Exercise -
Please retype the lines of the records below exactly, starting at the line that contains "tiktok-value: 1.8%: [886, 104, 910, 114]" and ending after the line that contains "instagram-icon: [384, 107, 394, 117]".

Excerpt from a dataset -
______
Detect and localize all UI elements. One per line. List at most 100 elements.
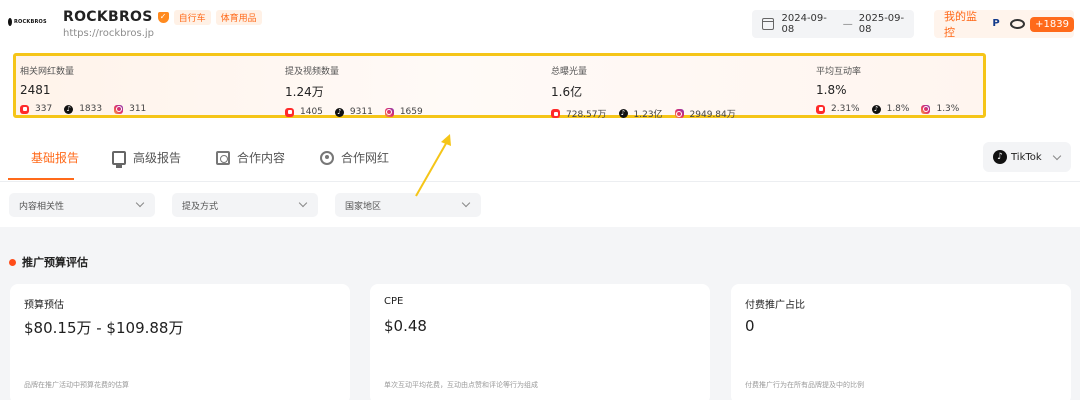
tiktok-value: 1.8%: [886, 104, 910, 114]
youtube-value: 1405: [300, 107, 323, 117]
card-title: 付费推广占比: [745, 300, 805, 311]
tiktok-icon: [618, 109, 628, 118]
stat-influencer-count: 相关网红数量 2481 337 1833 311: [20, 64, 158, 114]
verified-badge-icon: ✓: [157, 11, 169, 23]
my-monitor-button[interactable]: 我的监控 P +1839: [934, 10, 1074, 39]
youtube-icon: [551, 109, 560, 118]
youtube-icon: [20, 104, 29, 114]
instagram-icon: [384, 107, 394, 117]
tiktok-icon: [334, 107, 344, 117]
stat-video-count: 提及视频数量 1.24万 1405 9311 1659: [285, 64, 435, 117]
platform-select[interactable]: ♪ TikTok: [983, 142, 1071, 172]
brand-name: ROCKBROS: [63, 9, 153, 25]
card-value: 0: [745, 317, 755, 335]
card-value: $80.15万 - $109.88万: [24, 319, 184, 337]
instagram-value: 1.3%: [936, 104, 960, 114]
stat-value: 1.24万: [285, 85, 324, 99]
tiktok-value: 1833: [79, 104, 103, 114]
card-budget-estimate: 预算预估 $80.15万 - $109.88万 品牌在推广活动中预算花费的估算: [10, 284, 350, 400]
tab-advanced-report[interactable]: 高级报告: [112, 149, 182, 168]
tab-cooperation-content[interactable]: 合作内容: [216, 149, 285, 166]
media-icon: [216, 150, 230, 165]
monitored-brand-logo-icon: [1010, 19, 1026, 29]
monitored-brand-logo-icon: P: [992, 18, 1000, 29]
tiktok-value: 1.23亿: [633, 110, 663, 120]
card-description: 单次互动平均花费，互动由点赞和评论等行为组成: [384, 381, 538, 389]
stat-platform-breakdown: 2.31% 1.8% 1.3%: [816, 104, 971, 114]
stat-value: 1.8%: [816, 83, 847, 97]
instagram-icon: [674, 109, 684, 118]
stat-total-exposure: 总曝光量 1.6亿 728.57万 1.23亿 2949.84万: [551, 64, 748, 120]
tab-label: 合作网红: [341, 151, 390, 165]
category-tag[interactable]: 自行车: [173, 9, 211, 25]
tiktok-icon: [871, 104, 881, 114]
chevron-down-icon: [298, 198, 308, 208]
budget-section: 推广预算评估 预算预估 $80.15万 - $109.88万 品牌在推广活动中预…: [0, 227, 1080, 400]
brand-logo: ROCKBROS: [8, 16, 47, 28]
tab-basic-report[interactable]: 基础报告: [10, 149, 79, 166]
youtube-icon: [285, 107, 294, 117]
stats-panel: 相关网红数量 2481 337 1833 311 提及视频数量 1.24万 14…: [13, 53, 986, 120]
logo-text: ROCKBROS: [14, 19, 47, 25]
stat-value: 1.6亿: [551, 85, 583, 99]
stat-avg-engagement: 平均互动率 1.8% 2.31% 1.8% 1.3%: [816, 64, 971, 114]
date-start: 2024-09-08: [781, 13, 827, 35]
instagram-icon: [921, 104, 931, 114]
category-tag[interactable]: 体育用品: [215, 9, 262, 25]
tab-label: 合作内容: [237, 151, 286, 165]
chevron-down-icon: [135, 198, 145, 208]
tab-label: 高级报告: [133, 151, 182, 165]
youtube-icon: [816, 104, 825, 114]
section-title: 推广预算评估: [9, 254, 88, 270]
grid-icon: [10, 151, 24, 165]
tab-label: 基础报告: [31, 151, 80, 165]
person-icon: [320, 150, 334, 165]
active-tab-indicator: [8, 178, 74, 180]
filter-label: 内容相关性: [19, 201, 65, 212]
card-cpe: CPE $0.48 单次互动平均花费，互动由点赞和评论等行为组成: [370, 284, 710, 400]
tab-cooperation-influencers[interactable]: 合作网红: [320, 149, 389, 166]
instagram-value: 1659: [399, 107, 423, 117]
instagram-value: 311: [129, 104, 147, 114]
youtube-value: 2.31%: [831, 104, 860, 114]
tiktok-icon: ♪: [993, 150, 1007, 164]
date-separator: —: [842, 18, 853, 30]
date-range-picker[interactable]: 2024-09-08 — 2025-09-08: [752, 10, 914, 38]
tiktok-icon: [64, 104, 74, 114]
stat-label: 总曝光量: [551, 67, 588, 77]
logo-mark-icon: [8, 18, 12, 26]
youtube-value: 728.57万: [566, 110, 607, 120]
stat-label: 提及视频数量: [285, 67, 340, 77]
chevron-down-icon: [461, 198, 471, 208]
monitor-label: 我的监控: [944, 10, 977, 39]
card-title: CPE: [384, 296, 404, 307]
monitor-count-badge: +1839: [1030, 16, 1074, 32]
stat-value: 2481: [20, 83, 51, 97]
card-description: 品牌在推广活动中预算花费的估算: [24, 381, 129, 389]
card-title: 预算预估: [24, 300, 64, 311]
annotation-arrow-icon: [415, 134, 451, 197]
calendar-icon: [762, 18, 774, 30]
presentation-icon: [112, 150, 126, 168]
filter-content-relevance[interactable]: 内容相关性: [9, 193, 155, 217]
instagram-icon: [114, 104, 124, 114]
brand-url[interactable]: https://rockbros.jp: [63, 28, 154, 39]
stat-label: 相关网红数量: [20, 67, 75, 77]
instagram-value: 2949.84万: [689, 110, 736, 120]
filter-bar: 内容相关性 提及方式 国家地区: [0, 183, 1080, 227]
brand-title-row: ROCKBROS ✓ 自行车 体育用品: [63, 9, 262, 25]
header: ROCKBROS ROCKBROS ✓ 自行车 体育用品 https://roc…: [0, 0, 1080, 50]
chevron-down-icon: [1052, 151, 1061, 160]
date-end: 2025-09-08: [858, 13, 905, 35]
stat-label: 平均互动率: [816, 67, 862, 77]
filter-label: 国家地区: [345, 201, 382, 212]
section-title-text: 推广预算评估: [22, 256, 88, 269]
youtube-value: 337: [35, 104, 53, 114]
filter-mention-type[interactable]: 提及方式: [172, 193, 318, 217]
stat-platform-breakdown: 337 1833 311: [20, 104, 158, 114]
card-paid-promo-ratio: 付费推广占比 0 付费推广行为在所有品牌提及中的比例: [731, 284, 1071, 400]
stat-platform-breakdown: 728.57万 1.23亿 2949.84万: [551, 107, 748, 120]
platform-select-value: TikTok: [1011, 151, 1042, 163]
stat-platform-breakdown: 1405 9311 1659: [285, 107, 435, 117]
card-description: 付费推广行为在所有品牌提及中的比例: [745, 381, 864, 389]
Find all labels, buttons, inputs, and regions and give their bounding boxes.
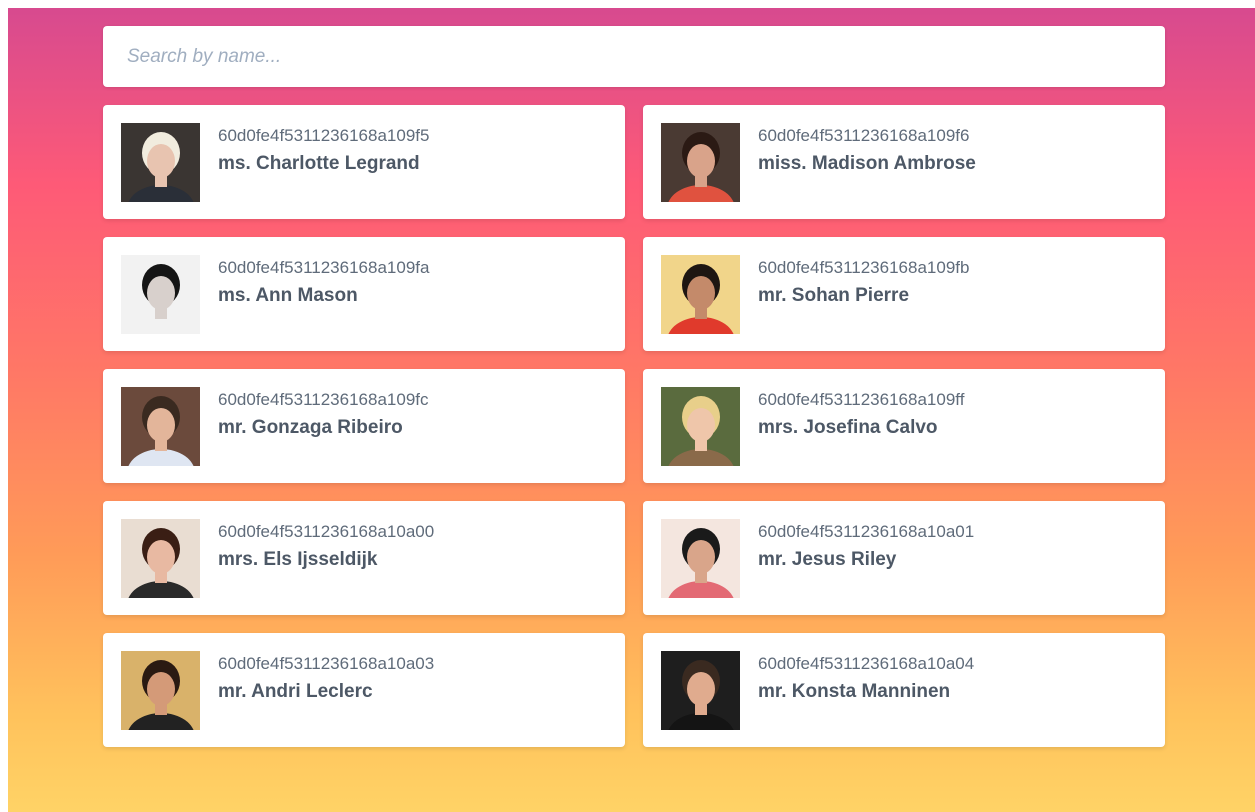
user-id: 60d0fe4f5311236168a109f6 <box>758 126 970 145</box>
user-id: 60d0fe4f5311236168a109fa <box>218 258 430 277</box>
user-id: 60d0fe4f5311236168a109fb <box>758 258 970 277</box>
user-card[interactable]: 60d0fe4f5311236168a10a04 mr. Konsta Manni… <box>643 633 1165 747</box>
user-avatar <box>661 519 740 598</box>
user-card[interactable]: 60d0fe4f5311236168a109ff mrs. Josefina Ca… <box>643 369 1165 483</box>
user-name: mrs. Josefina Calvo <box>758 417 938 438</box>
user-id: 60d0fe4f5311236168a109fc <box>218 390 429 409</box>
user-card[interactable]: 60d0fe4f5311236168a109fa ms. Ann Mason <box>103 237 625 351</box>
user-avatar <box>661 651 740 730</box>
user-name: mr. Jesus Riley <box>758 549 897 570</box>
user-id: 60d0fe4f5311236168a10a00 <box>218 522 435 541</box>
user-avatar <box>121 519 200 598</box>
user-name: ms. Charlotte Legrand <box>218 153 420 174</box>
user-id: 60d0fe4f5311236168a109ff <box>758 390 965 409</box>
user-card[interactable]: 60d0fe4f5311236168a10a03 mr. Andri Lecler… <box>103 633 625 747</box>
user-name: mr. Gonzaga Ribeiro <box>218 417 403 438</box>
user-id: 60d0fe4f5311236168a10a03 <box>218 654 435 673</box>
user-card[interactable]: 60d0fe4f5311236168a109fb mr. Sohan Pierre <box>643 237 1165 351</box>
user-avatar <box>121 651 200 730</box>
user-id: 60d0fe4f5311236168a10a01 <box>758 522 975 541</box>
user-avatar <box>121 387 200 466</box>
user-card[interactable]: 60d0fe4f5311236168a109f6 miss. Madison Am… <box>643 105 1165 219</box>
user-card[interactable]: 60d0fe4f5311236168a10a01 mr. Jesus Riley <box>643 501 1165 615</box>
user-name: mr. Andri Leclerc <box>218 681 373 702</box>
user-card[interactable]: 60d0fe4f5311236168a109fc mr. Gonzaga Ribe… <box>103 369 625 483</box>
user-name: mr. Konsta Manninen <box>758 681 951 702</box>
app-background: 60d0fe4f5311236168a109f5 ms. Charlotte Le… <box>8 8 1255 812</box>
user-avatar <box>121 123 200 202</box>
user-card[interactable]: 60d0fe4f5311236168a109f5 ms. Charlotte Le… <box>103 105 625 219</box>
user-card[interactable]: 60d0fe4f5311236168a10a00 mrs. Els Ijsseld… <box>103 501 625 615</box>
user-avatar <box>661 123 740 202</box>
user-avatar <box>121 255 200 334</box>
user-avatar <box>661 387 740 466</box>
user-name: miss. Madison Ambrose <box>758 153 976 174</box>
user-name: mrs. Els Ijsseldijk <box>218 549 378 570</box>
search-input[interactable] <box>103 26 1165 87</box>
user-list: 60d0fe4f5311236168a109f5 ms. Charlotte Le… <box>103 105 1165 747</box>
user-avatar <box>661 255 740 334</box>
user-name: mr. Sohan Pierre <box>758 285 910 306</box>
user-id: 60d0fe4f5311236168a10a04 <box>758 654 975 673</box>
user-name: ms. Ann Mason <box>218 285 358 306</box>
search-box[interactable] <box>103 26 1165 87</box>
user-id: 60d0fe4f5311236168a109f5 <box>218 126 430 145</box>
______
Answer to the task -
tiktok-value: 1.8%: [886, 104, 910, 114]
youtube-value: 1405: [300, 107, 323, 117]
card-title: 付费推广占比: [745, 300, 805, 311]
tiktok-icon: [618, 109, 628, 118]
stat-influencer-count: 相关网红数量 2481 337 1833 311: [20, 64, 158, 114]
verified-badge-icon: ✓: [157, 11, 169, 23]
my-monitor-button[interactable]: 我的监控 P +1839: [934, 10, 1074, 39]
youtube-icon: [551, 109, 560, 118]
youtube-icon: [20, 104, 29, 114]
instagram-icon: [384, 107, 394, 117]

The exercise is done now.